_Material provided:_
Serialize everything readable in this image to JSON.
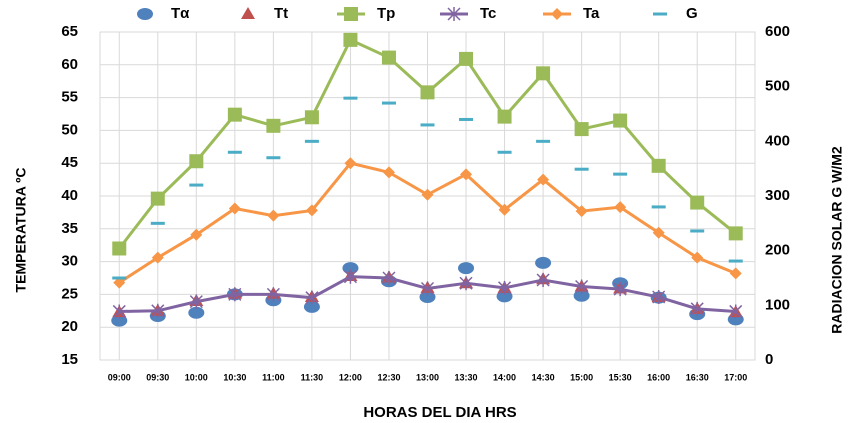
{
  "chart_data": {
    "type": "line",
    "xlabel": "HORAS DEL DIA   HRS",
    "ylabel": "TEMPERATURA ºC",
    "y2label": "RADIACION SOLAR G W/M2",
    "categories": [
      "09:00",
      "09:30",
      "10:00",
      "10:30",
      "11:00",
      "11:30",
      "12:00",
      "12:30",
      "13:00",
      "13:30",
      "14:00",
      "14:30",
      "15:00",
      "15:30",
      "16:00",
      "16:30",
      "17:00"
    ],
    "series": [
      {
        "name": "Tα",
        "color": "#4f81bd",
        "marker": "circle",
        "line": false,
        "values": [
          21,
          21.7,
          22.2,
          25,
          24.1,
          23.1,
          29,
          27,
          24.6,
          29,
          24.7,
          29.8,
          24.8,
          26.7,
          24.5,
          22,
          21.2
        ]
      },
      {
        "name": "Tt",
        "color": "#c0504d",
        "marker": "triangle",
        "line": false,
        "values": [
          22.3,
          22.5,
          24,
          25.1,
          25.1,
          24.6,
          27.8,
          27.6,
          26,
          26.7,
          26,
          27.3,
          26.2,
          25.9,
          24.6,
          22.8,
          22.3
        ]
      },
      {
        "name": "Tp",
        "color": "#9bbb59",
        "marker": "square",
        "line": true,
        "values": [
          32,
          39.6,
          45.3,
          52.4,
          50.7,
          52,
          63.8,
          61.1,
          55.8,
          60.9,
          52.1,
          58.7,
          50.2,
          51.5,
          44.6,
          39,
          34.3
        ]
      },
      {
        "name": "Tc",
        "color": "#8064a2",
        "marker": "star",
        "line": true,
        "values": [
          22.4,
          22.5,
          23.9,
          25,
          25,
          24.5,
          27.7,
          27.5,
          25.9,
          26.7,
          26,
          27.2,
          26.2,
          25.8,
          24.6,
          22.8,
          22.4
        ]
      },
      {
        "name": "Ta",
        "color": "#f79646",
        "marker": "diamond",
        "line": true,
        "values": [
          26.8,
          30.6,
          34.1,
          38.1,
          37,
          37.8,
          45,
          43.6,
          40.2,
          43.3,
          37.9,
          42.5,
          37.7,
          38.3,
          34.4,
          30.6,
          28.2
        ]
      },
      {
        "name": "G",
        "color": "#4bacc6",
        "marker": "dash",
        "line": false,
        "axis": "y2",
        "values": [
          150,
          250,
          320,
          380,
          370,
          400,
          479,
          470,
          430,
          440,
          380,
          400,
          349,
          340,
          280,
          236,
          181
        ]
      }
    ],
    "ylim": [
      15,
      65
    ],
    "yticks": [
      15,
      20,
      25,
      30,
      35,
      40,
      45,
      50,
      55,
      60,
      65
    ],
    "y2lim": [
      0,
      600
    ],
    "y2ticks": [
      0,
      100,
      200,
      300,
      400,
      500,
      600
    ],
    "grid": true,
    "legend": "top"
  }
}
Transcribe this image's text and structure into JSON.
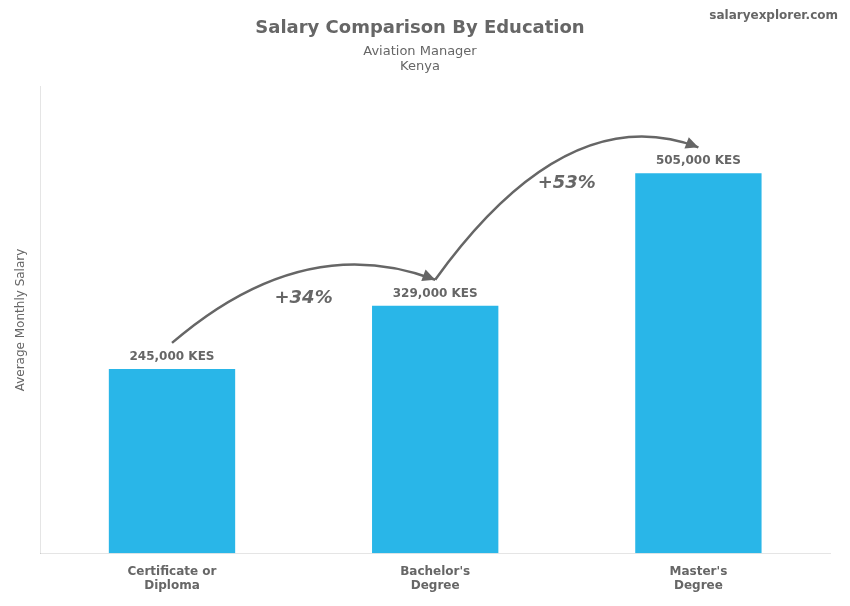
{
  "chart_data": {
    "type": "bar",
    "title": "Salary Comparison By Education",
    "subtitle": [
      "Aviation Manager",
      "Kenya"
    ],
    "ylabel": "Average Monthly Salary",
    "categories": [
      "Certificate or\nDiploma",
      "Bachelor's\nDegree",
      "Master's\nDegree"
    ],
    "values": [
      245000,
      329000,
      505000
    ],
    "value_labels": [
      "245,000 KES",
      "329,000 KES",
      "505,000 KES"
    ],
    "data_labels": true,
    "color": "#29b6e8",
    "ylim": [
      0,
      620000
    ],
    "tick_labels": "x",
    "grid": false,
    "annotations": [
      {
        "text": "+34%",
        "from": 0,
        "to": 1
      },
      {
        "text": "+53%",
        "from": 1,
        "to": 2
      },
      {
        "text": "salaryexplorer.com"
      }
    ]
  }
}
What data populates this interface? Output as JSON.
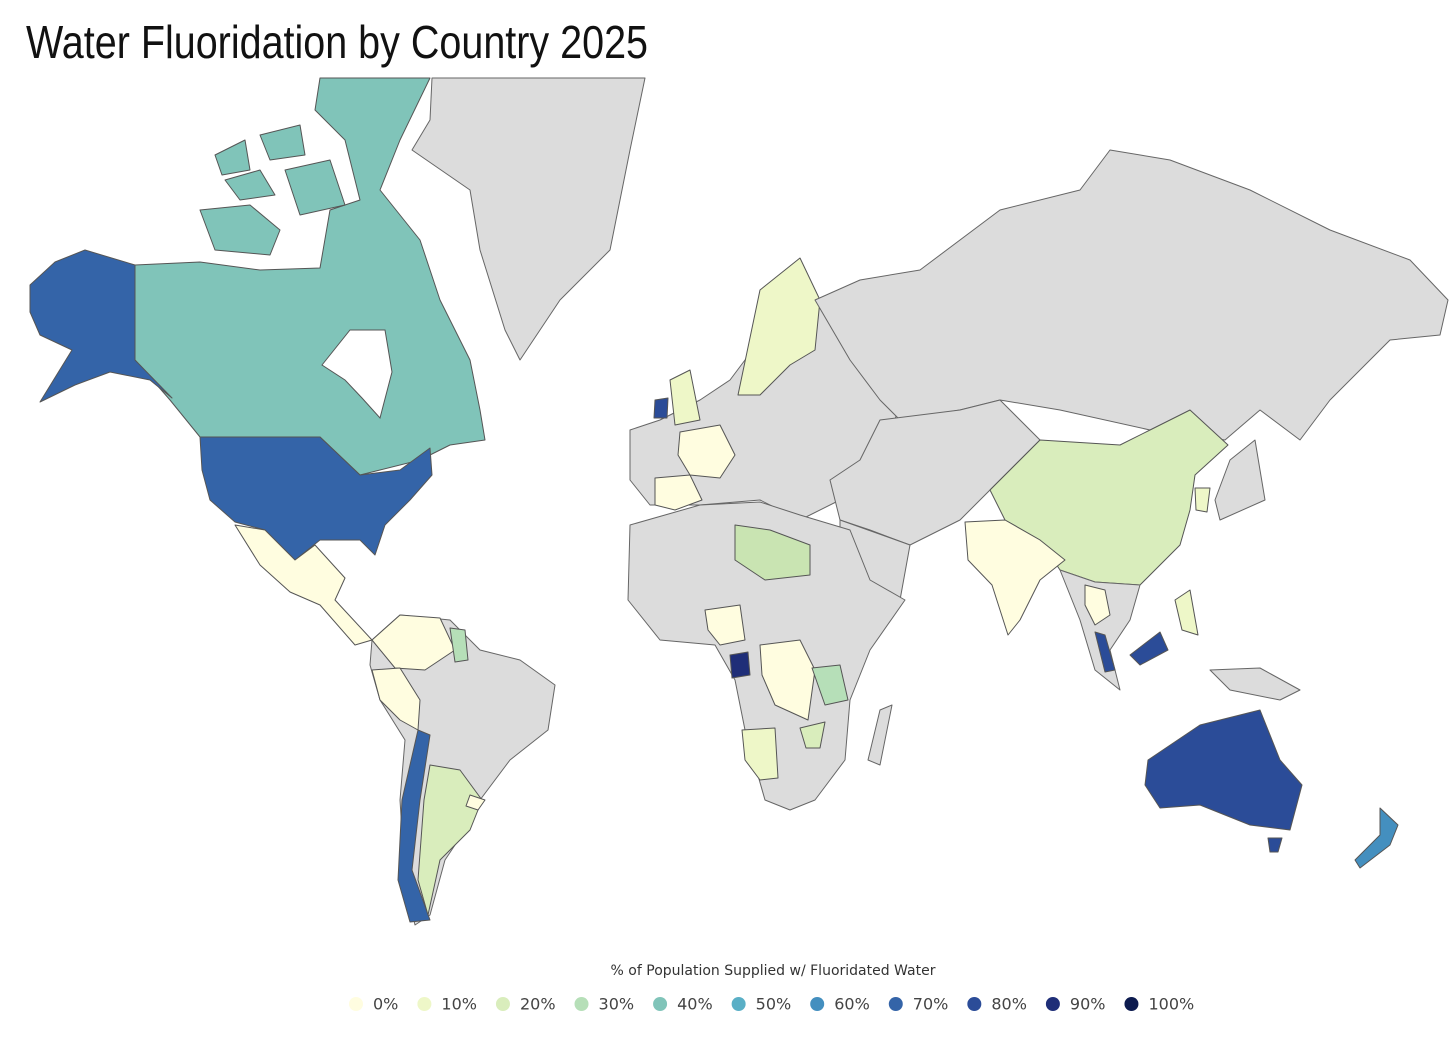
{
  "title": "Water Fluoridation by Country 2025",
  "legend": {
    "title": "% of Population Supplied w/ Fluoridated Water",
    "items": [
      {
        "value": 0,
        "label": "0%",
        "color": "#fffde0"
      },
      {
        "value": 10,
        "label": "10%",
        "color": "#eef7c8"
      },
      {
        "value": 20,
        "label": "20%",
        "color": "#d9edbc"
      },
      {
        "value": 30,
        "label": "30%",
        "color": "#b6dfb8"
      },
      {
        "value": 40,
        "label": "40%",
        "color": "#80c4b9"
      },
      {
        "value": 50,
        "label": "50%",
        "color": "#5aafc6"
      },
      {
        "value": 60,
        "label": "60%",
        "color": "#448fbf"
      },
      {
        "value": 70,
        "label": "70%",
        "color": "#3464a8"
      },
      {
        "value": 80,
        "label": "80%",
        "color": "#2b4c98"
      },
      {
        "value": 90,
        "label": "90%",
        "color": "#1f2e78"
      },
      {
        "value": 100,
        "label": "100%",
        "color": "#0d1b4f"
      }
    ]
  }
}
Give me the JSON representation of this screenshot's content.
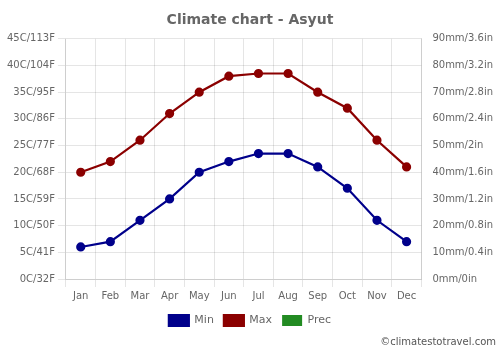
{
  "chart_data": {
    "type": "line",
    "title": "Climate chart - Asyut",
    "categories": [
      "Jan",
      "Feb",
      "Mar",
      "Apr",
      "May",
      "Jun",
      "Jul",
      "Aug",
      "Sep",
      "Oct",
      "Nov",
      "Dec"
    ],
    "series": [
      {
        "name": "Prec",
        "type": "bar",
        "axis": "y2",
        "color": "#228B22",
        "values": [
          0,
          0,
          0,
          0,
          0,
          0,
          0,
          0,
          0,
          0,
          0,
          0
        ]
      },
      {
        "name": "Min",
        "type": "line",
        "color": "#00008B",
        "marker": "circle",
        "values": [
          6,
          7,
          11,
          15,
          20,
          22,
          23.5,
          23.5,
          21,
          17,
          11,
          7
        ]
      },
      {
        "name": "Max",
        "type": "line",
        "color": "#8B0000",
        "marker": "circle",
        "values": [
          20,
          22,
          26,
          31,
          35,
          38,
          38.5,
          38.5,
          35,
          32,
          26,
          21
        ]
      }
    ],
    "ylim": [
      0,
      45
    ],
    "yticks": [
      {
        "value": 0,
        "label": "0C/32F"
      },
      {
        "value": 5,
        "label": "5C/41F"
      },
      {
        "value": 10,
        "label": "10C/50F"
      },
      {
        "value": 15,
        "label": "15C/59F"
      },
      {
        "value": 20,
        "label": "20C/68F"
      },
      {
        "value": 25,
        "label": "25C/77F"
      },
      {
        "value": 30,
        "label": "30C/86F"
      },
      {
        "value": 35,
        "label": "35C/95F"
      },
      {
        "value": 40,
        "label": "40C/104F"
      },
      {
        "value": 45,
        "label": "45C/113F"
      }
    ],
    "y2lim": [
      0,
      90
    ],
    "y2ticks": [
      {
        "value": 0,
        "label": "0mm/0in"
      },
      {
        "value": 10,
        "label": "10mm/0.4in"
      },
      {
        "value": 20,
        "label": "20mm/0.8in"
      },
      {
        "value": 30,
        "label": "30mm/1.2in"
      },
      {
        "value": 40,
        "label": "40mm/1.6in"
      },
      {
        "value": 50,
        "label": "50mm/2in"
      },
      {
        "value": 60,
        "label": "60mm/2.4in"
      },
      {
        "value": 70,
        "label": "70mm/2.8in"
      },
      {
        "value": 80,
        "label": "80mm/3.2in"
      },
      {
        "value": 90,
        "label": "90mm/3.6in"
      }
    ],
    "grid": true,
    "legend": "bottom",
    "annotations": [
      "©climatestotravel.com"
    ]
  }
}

_Task objective:_
Print the whole listing above once more, word for word, without its pictures.

_Answer for this exercise:_
Serialize everything readable in this image to JSON.
{
  "chart_data": {
    "type": "line",
    "xlabel": "HORAS DEL DIA   HRS",
    "ylabel": "TEMPERATURA ºC",
    "y2label": "RADIACION SOLAR G W/M2",
    "categories": [
      "09:00",
      "09:30",
      "10:00",
      "10:30",
      "11:00",
      "11:30",
      "12:00",
      "12:30",
      "13:00",
      "13:30",
      "14:00",
      "14:30",
      "15:00",
      "15:30",
      "16:00",
      "16:30",
      "17:00"
    ],
    "series": [
      {
        "name": "Tα",
        "color": "#4f81bd",
        "marker": "circle",
        "line": false,
        "values": [
          21,
          21.7,
          22.2,
          25,
          24.1,
          23.1,
          29,
          27,
          24.6,
          29,
          24.7,
          29.8,
          24.8,
          26.7,
          24.5,
          22,
          21.2
        ]
      },
      {
        "name": "Tt",
        "color": "#c0504d",
        "marker": "triangle",
        "line": false,
        "values": [
          22.3,
          22.5,
          24,
          25.1,
          25.1,
          24.6,
          27.8,
          27.6,
          26,
          26.7,
          26,
          27.3,
          26.2,
          25.9,
          24.6,
          22.8,
          22.3
        ]
      },
      {
        "name": "Tp",
        "color": "#9bbb59",
        "marker": "square",
        "line": true,
        "values": [
          32,
          39.6,
          45.3,
          52.4,
          50.7,
          52,
          63.8,
          61.1,
          55.8,
          60.9,
          52.1,
          58.7,
          50.2,
          51.5,
          44.6,
          39,
          34.3
        ]
      },
      {
        "name": "Tc",
        "color": "#8064a2",
        "marker": "star",
        "line": true,
        "values": [
          22.4,
          22.5,
          23.9,
          25,
          25,
          24.5,
          27.7,
          27.5,
          25.9,
          26.7,
          26,
          27.2,
          26.2,
          25.8,
          24.6,
          22.8,
          22.4
        ]
      },
      {
        "name": "Ta",
        "color": "#f79646",
        "marker": "diamond",
        "line": true,
        "values": [
          26.8,
          30.6,
          34.1,
          38.1,
          37,
          37.8,
          45,
          43.6,
          40.2,
          43.3,
          37.9,
          42.5,
          37.7,
          38.3,
          34.4,
          30.6,
          28.2
        ]
      },
      {
        "name": "G",
        "color": "#4bacc6",
        "marker": "dash",
        "line": false,
        "axis": "y2",
        "values": [
          150,
          250,
          320,
          380,
          370,
          400,
          479,
          470,
          430,
          440,
          380,
          400,
          349,
          340,
          280,
          236,
          181
        ]
      }
    ],
    "ylim": [
      15,
      65
    ],
    "yticks": [
      15,
      20,
      25,
      30,
      35,
      40,
      45,
      50,
      55,
      60,
      65
    ],
    "y2lim": [
      0,
      600
    ],
    "y2ticks": [
      0,
      100,
      200,
      300,
      400,
      500,
      600
    ],
    "grid": true,
    "legend": "top"
  }
}
Transcribe this image's text and structure into JSON.
{
  "chart_data": {
    "type": "bar",
    "title": "Salary Comparison By Education",
    "subtitle": [
      "Aviation Manager",
      "Kenya"
    ],
    "ylabel": "Average Monthly Salary",
    "categories": [
      "Certificate or\nDiploma",
      "Bachelor's\nDegree",
      "Master's\nDegree"
    ],
    "values": [
      245000,
      329000,
      505000
    ],
    "value_labels": [
      "245,000 KES",
      "329,000 KES",
      "505,000 KES"
    ],
    "data_labels": true,
    "color": "#29b6e8",
    "ylim": [
      0,
      620000
    ],
    "tick_labels": "x",
    "grid": false,
    "annotations": [
      {
        "text": "+34%",
        "from": 0,
        "to": 1
      },
      {
        "text": "+53%",
        "from": 1,
        "to": 2
      },
      {
        "text": "salaryexplorer.com"
      }
    ]
  }
}
What data populates this interface? Output as JSON.
{
  "title": "Water Fluoridation by Country 2025",
  "legend": {
    "title": "% of Population Supplied w/ Fluoridated Water",
    "items": [
      {
        "value": 0,
        "label": "0%",
        "color": "#fffde0"
      },
      {
        "value": 10,
        "label": "10%",
        "color": "#eef7c8"
      },
      {
        "value": 20,
        "label": "20%",
        "color": "#d9edbc"
      },
      {
        "value": 30,
        "label": "30%",
        "color": "#b6dfb8"
      },
      {
        "value": 40,
        "label": "40%",
        "color": "#80c4b9"
      },
      {
        "value": 50,
        "label": "50%",
        "color": "#5aafc6"
      },
      {
        "value": 60,
        "label": "60%",
        "color": "#448fbf"
      },
      {
        "value": 70,
        "label": "70%",
        "color": "#3464a8"
      },
      {
        "value": 80,
        "label": "80%",
        "color": "#2b4c98"
      },
      {
        "value": 90,
        "label": "90%",
        "color": "#1f2e78"
      },
      {
        "value": 100,
        "label": "100%",
        "color": "#0d1b4f"
      }
    ]
  }
}
Give me the JSON representation of this screenshot's content.
{
  "chart_data": {
    "type": "line",
    "title": "Climate chart - Asyut",
    "categories": [
      "Jan",
      "Feb",
      "Mar",
      "Apr",
      "May",
      "Jun",
      "Jul",
      "Aug",
      "Sep",
      "Oct",
      "Nov",
      "Dec"
    ],
    "series": [
      {
        "name": "Prec",
        "type": "bar",
        "axis": "y2",
        "color": "#228B22",
        "values": [
          0,
          0,
          0,
          0,
          0,
          0,
          0,
          0,
          0,
          0,
          0,
          0
        ]
      },
      {
        "name": "Min",
        "type": "line",
        "color": "#00008B",
        "marker": "circle",
        "values": [
          6,
          7,
          11,
          15,
          20,
          22,
          23.5,
          23.5,
          21,
          17,
          11,
          7
        ]
      },
      {
        "name": "Max",
        "type": "line",
        "color": "#8B0000",
        "marker": "circle",
        "values": [
          20,
          22,
          26,
          31,
          35,
          38,
          38.5,
          38.5,
          35,
          32,
          26,
          21
        ]
      }
    ],
    "ylim": [
      0,
      45
    ],
    "yticks": [
      {
        "value": 0,
        "label": "0C/32F"
      },
      {
        "value": 5,
        "label": "5C/41F"
      },
      {
        "value": 10,
        "label": "10C/50F"
      },
      {
        "value": 15,
        "label": "15C/59F"
      },
      {
        "value": 20,
        "label": "20C/68F"
      },
      {
        "value": 25,
        "label": "25C/77F"
      },
      {
        "value": 30,
        "label": "30C/86F"
      },
      {
        "value": 35,
        "label": "35C/95F"
      },
      {
        "value": 40,
        "label": "40C/104F"
      },
      {
        "value": 45,
        "label": "45C/113F"
      }
    ],
    "y2lim": [
      0,
      90
    ],
    "y2ticks": [
      {
        "value": 0,
        "label": "0mm/0in"
      },
      {
        "value": 10,
        "label": "10mm/0.4in"
      },
      {
        "value": 20,
        "label": "20mm/0.8in"
      },
      {
        "value": 30,
        "label": "30mm/1.2in"
      },
      {
        "value": 40,
        "label": "40mm/1.6in"
      },
      {
        "value": 50,
        "label": "50mm/2in"
      },
      {
        "value": 60,
        "label": "60mm/2.4in"
      },
      {
        "value": 70,
        "label": "70mm/2.8in"
      },
      {
        "value": 80,
        "label": "80mm/3.2in"
      },
      {
        "value": 90,
        "label": "90mm/3.6in"
      }
    ],
    "grid": true,
    "legend": "bottom",
    "annotations": [
      "©climatestotravel.com"
    ]
  }
}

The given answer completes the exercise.